● Data entries

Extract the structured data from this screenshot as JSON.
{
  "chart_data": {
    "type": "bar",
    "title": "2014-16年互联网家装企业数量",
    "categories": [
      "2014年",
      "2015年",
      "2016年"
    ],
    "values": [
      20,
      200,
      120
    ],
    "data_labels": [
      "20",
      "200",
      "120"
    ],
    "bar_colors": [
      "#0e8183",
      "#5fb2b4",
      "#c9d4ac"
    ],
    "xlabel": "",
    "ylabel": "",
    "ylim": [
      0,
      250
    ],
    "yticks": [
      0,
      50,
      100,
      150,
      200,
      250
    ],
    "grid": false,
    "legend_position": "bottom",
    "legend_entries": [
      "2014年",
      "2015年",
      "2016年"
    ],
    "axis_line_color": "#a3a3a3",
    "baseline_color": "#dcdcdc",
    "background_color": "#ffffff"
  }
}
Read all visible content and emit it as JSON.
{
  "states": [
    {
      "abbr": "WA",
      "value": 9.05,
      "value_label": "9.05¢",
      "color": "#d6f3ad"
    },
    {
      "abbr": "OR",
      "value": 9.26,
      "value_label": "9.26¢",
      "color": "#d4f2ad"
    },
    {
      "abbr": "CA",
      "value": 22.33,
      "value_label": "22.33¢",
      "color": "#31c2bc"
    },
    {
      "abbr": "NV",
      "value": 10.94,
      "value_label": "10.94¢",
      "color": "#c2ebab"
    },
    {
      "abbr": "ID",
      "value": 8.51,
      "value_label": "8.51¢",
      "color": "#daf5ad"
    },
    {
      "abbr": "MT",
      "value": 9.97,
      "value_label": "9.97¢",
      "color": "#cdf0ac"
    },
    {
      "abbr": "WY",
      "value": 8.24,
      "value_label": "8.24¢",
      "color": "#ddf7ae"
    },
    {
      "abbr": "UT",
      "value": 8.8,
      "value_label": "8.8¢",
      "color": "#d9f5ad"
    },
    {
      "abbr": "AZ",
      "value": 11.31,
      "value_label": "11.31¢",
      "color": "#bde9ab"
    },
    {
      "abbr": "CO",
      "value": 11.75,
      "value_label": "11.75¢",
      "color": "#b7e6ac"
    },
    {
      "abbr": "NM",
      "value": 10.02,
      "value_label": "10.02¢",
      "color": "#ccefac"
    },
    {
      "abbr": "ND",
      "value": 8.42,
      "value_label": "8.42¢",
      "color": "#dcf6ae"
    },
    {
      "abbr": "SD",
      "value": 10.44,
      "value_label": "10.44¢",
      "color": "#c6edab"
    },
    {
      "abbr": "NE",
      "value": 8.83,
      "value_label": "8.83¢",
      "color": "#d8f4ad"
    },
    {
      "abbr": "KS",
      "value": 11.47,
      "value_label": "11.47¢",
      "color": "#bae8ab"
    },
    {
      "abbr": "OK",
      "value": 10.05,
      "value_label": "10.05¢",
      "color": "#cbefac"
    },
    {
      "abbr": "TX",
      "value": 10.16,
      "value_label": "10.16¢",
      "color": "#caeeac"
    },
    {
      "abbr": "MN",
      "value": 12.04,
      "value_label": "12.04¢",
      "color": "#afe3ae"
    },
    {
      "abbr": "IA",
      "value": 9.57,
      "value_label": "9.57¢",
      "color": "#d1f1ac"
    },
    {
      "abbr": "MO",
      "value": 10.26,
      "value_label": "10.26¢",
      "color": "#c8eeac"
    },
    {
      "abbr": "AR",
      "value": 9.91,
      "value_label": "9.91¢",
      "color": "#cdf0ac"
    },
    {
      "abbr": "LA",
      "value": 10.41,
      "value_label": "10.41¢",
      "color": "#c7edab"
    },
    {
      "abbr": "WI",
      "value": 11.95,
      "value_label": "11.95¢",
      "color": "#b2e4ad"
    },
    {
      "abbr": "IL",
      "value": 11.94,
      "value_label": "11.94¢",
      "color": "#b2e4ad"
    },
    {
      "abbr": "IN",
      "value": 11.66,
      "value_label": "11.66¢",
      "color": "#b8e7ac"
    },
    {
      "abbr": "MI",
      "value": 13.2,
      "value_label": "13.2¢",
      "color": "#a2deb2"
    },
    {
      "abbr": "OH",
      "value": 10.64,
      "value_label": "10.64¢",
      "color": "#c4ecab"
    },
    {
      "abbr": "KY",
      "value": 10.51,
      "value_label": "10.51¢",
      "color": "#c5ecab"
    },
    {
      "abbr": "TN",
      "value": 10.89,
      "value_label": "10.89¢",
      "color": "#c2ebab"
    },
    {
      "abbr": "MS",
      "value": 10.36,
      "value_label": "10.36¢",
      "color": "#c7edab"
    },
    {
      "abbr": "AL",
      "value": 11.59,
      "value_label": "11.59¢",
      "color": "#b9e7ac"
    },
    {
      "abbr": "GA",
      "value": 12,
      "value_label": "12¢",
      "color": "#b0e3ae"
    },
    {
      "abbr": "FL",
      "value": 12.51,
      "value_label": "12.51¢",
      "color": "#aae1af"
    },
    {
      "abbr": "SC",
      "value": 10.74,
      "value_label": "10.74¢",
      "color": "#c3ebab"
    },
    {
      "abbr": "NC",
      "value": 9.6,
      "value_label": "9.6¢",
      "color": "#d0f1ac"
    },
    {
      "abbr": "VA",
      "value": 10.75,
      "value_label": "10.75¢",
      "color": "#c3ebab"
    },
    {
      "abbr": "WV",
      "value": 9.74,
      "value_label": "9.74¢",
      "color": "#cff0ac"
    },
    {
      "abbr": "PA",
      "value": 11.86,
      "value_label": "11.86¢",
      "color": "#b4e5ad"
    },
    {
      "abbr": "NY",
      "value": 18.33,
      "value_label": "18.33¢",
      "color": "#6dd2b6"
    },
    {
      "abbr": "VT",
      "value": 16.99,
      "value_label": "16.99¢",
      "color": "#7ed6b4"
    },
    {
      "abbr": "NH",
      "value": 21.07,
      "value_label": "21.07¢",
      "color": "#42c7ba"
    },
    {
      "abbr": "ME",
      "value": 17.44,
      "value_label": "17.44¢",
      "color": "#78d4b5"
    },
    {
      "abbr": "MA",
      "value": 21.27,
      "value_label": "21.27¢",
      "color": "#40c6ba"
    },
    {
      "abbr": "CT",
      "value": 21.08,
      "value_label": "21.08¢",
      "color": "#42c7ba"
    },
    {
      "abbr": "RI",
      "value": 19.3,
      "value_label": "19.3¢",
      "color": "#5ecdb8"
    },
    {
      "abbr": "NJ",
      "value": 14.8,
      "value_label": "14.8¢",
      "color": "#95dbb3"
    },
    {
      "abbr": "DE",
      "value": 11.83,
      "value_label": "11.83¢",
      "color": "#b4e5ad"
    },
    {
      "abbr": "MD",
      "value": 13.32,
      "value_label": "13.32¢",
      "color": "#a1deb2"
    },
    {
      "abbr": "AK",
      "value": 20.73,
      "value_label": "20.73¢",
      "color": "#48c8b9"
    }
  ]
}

● Exercise requirements
Collect every line with the string "JSON" from the records, and copy each.

● Solution to the exercise
Extract the structured data from this screenshot as JSON.
Read all visible content and emit it as JSON.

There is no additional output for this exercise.